**Problem details**
Each entry must be given again exactly; images do not belong in the copy.

Saved entries:
-*-*-
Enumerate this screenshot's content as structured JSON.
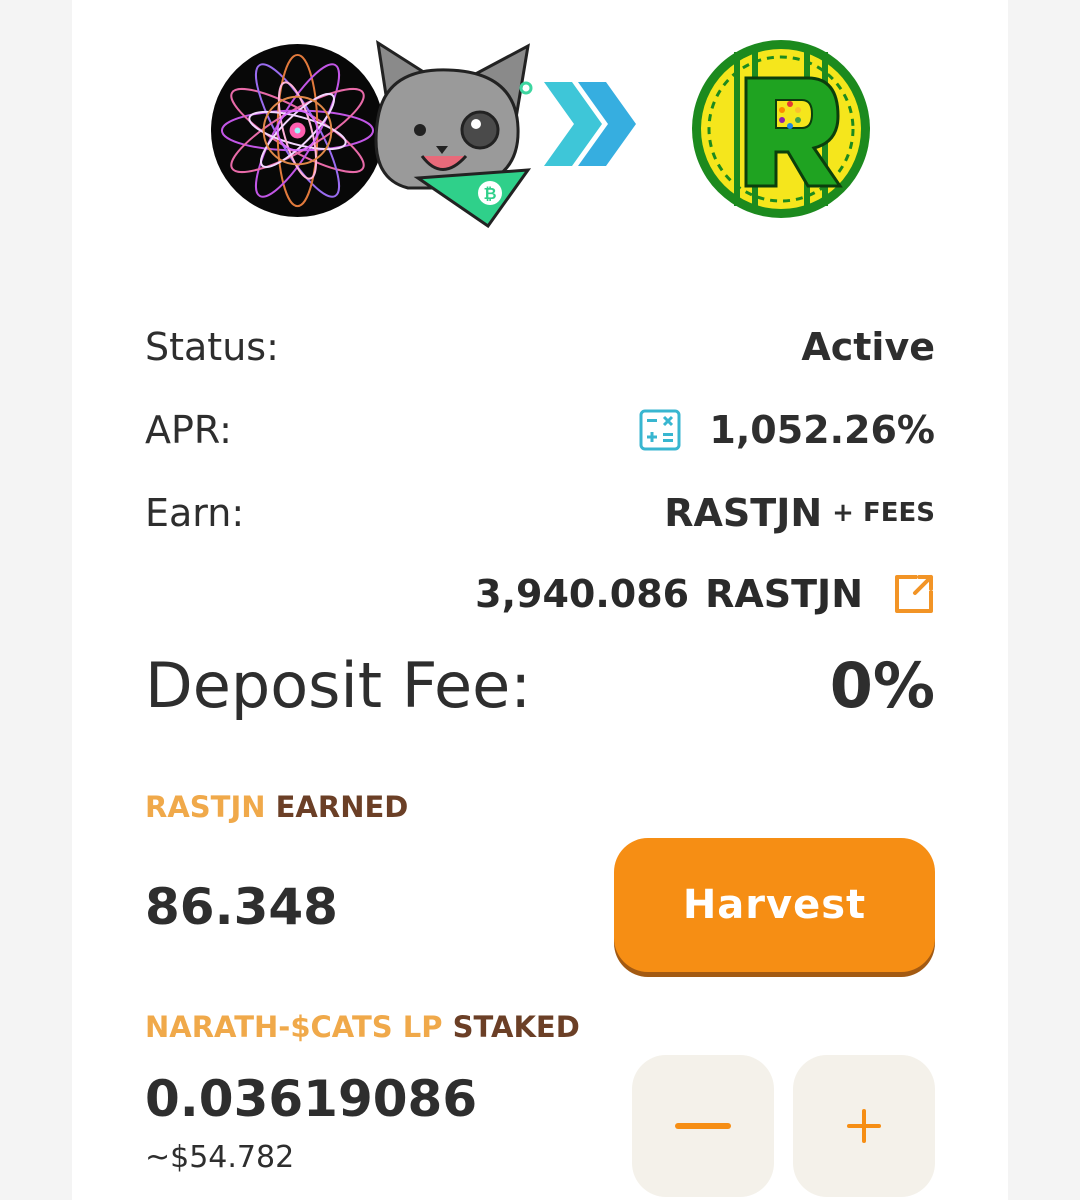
{
  "status": {
    "label": "Status:",
    "value": "Active"
  },
  "apr": {
    "label": "APR:",
    "value": "1,052.26%"
  },
  "earn": {
    "label": "Earn:",
    "token": "RASTJN",
    "fees": "+ FEES"
  },
  "total_staked": {
    "amount": "3,940.086",
    "unit": "RASTJN"
  },
  "deposit_fee": {
    "label": "Deposit Fee:",
    "value": "0%"
  },
  "earned": {
    "token": "RASTJN",
    "suffix": "EARNED",
    "value": "86.348"
  },
  "harvest_button": "Harvest",
  "staked": {
    "token": "NARATH-$CATS LP",
    "suffix": "STAKED",
    "value": "0.03619086",
    "usd": "~$54.782"
  },
  "colors": {
    "accent": "#f0a94a",
    "label_brown": "#6b3f26",
    "button_orange": "#f68e14",
    "arrow_teal": "#3ec6d8"
  },
  "icons": {
    "stake_token": "mandala-token-icon",
    "stake_token_2": "cat-token-icon",
    "arrow": "double-chevron-right-icon",
    "reward_token": "rastjn-coin-icon",
    "apr_calculator": "calculator-icon",
    "external_link": "external-link-icon",
    "minus": "minus-icon",
    "plus": "plus-icon"
  }
}
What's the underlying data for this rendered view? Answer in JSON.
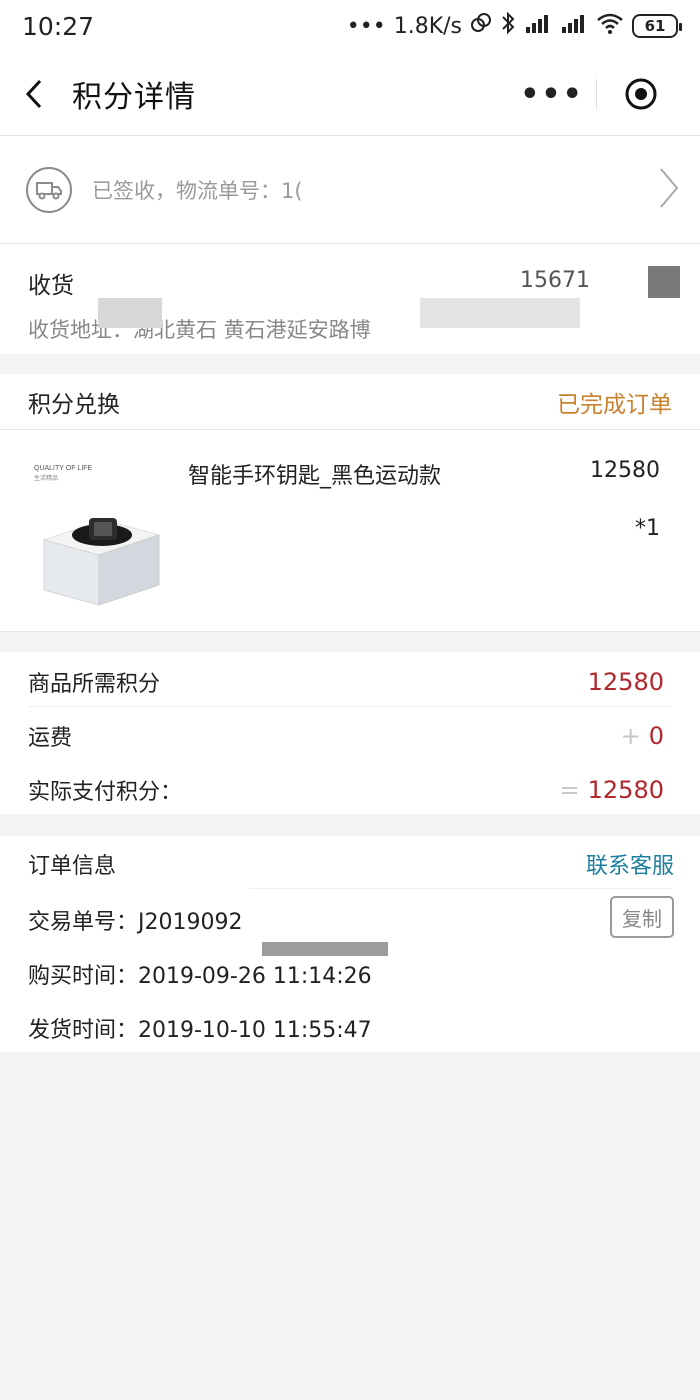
{
  "status_bar": {
    "time": "10:27",
    "network_speed": "1.8K/s",
    "battery": "61"
  },
  "nav": {
    "title": "积分详情",
    "more": "•••"
  },
  "logistics": {
    "text": "已签收，物流单号：1("
  },
  "address": {
    "name": "收货",
    "phone": "15671",
    "detail": "收货地址：湖北黄石 黄石港延安路博"
  },
  "exchange": {
    "title": "积分兑换",
    "status": "已完成订单",
    "status_color": "#c8822e"
  },
  "product": {
    "name": "智能手环钥匙_黑色运动款",
    "price": "12580",
    "quantity": "*1",
    "thumb_label": "QUALITY OF LIFE",
    "thumb_sub": "生活精品"
  },
  "points": {
    "required_label": "商品所需积分",
    "required_value": "12580",
    "shipping_label": "运费",
    "shipping_op": "+",
    "shipping_value": "0",
    "actual_label": "实际支付积分：",
    "actual_op": "=",
    "actual_value": "12580",
    "value_color": "#b0272d"
  },
  "order": {
    "title": "订单信息",
    "contact": "联系客服",
    "contact_color": "#1e7fa0",
    "trade_no": "交易单号：J2019092",
    "copy": "复制",
    "purchase_time": "购买时间：2019-09-26 11:14:26",
    "ship_time": "发货时间：2019-10-10 11:55:47"
  }
}
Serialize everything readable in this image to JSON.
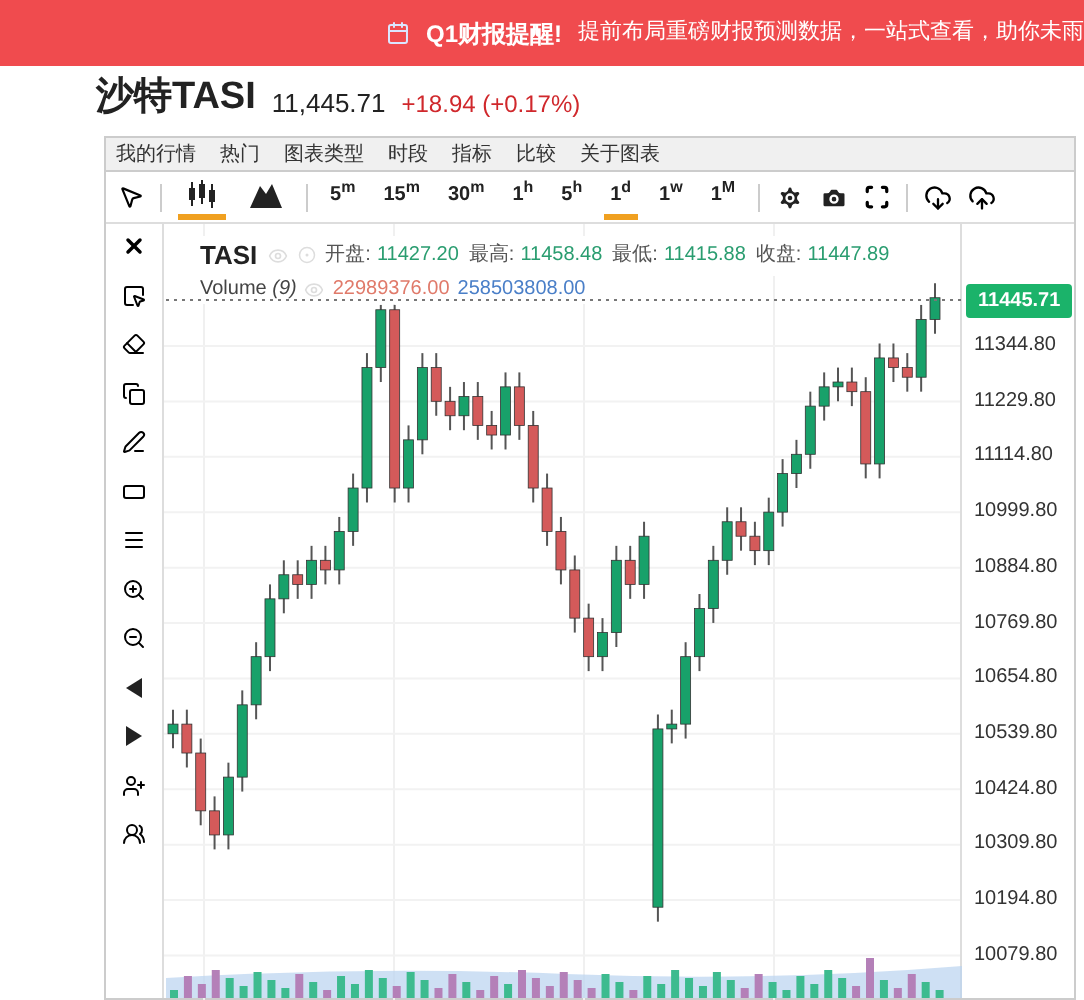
-*-*-
**Task solution**
Enumerate this screenshot's content as structured JSON.
{
  "status": {
    "label": "Status:",
    "value": "Active"
  },
  "apr": {
    "label": "APR:",
    "value": "1,052.26%"
  },
  "earn": {
    "label": "Earn:",
    "token": "RASTJN",
    "fees": "+ FEES"
  },
  "total_staked": {
    "amount": "3,940.086",
    "unit": "RASTJN"
  },
  "deposit_fee": {
    "label": "Deposit Fee:",
    "value": "0%"
  },
  "earned": {
    "token": "RASTJN",
    "suffix": "EARNED",
    "value": "86.348"
  },
  "harvest_button": "Harvest",
  "staked": {
    "token": "NARATH-$CATS LP",
    "suffix": "STAKED",
    "value": "0.03619086",
    "usd": "~$54.782"
  },
  "colors": {
    "accent": "#f0a94a",
    "label_brown": "#6b3f26",
    "button_orange": "#f68e14",
    "arrow_teal": "#3ec6d8"
  },
  "icons": {
    "stake_token": "mandala-token-icon",
    "stake_token_2": "cat-token-icon",
    "arrow": "double-chevron-right-icon",
    "reward_token": "rastjn-coin-icon",
    "apr_calculator": "calculator-icon",
    "external_link": "external-link-icon",
    "minus": "minus-icon",
    "plus": "plus-icon"
  }
}
What's the underlying data for this rendered view? Answer in JSON.
{
  "status_bar": {
    "time": "10:27",
    "network_speed": "1.8K/s",
    "battery": "61"
  },
  "nav": {
    "title": "积分详情",
    "more": "•••"
  },
  "logistics": {
    "text": "已签收，物流单号：1("
  },
  "address": {
    "name": "收货",
    "phone": "15671",
    "detail": "收货地址：湖北黄石 黄石港延安路博"
  },
  "exchange": {
    "title": "积分兑换",
    "status": "已完成订单",
    "status_color": "#c8822e"
  },
  "product": {
    "name": "智能手环钥匙_黑色运动款",
    "price": "12580",
    "quantity": "*1",
    "thumb_label": "QUALITY OF LIFE",
    "thumb_sub": "生活精品"
  },
  "points": {
    "required_label": "商品所需积分",
    "required_value": "12580",
    "shipping_label": "运费",
    "shipping_op": "+",
    "shipping_value": "0",
    "actual_label": "实际支付积分：",
    "actual_op": "=",
    "actual_value": "12580",
    "value_color": "#b0272d"
  },
  "order": {
    "title": "订单信息",
    "contact": "联系客服",
    "contact_color": "#1e7fa0",
    "trade_no": "交易单号：J2019092",
    "copy": "复制",
    "purchase_time": "购买时间：2019-09-26 11:14:26",
    "ship_time": "发货时间：2019-10-10 11:55:47"
  }
}
Serialize everything readable in this image to JSON.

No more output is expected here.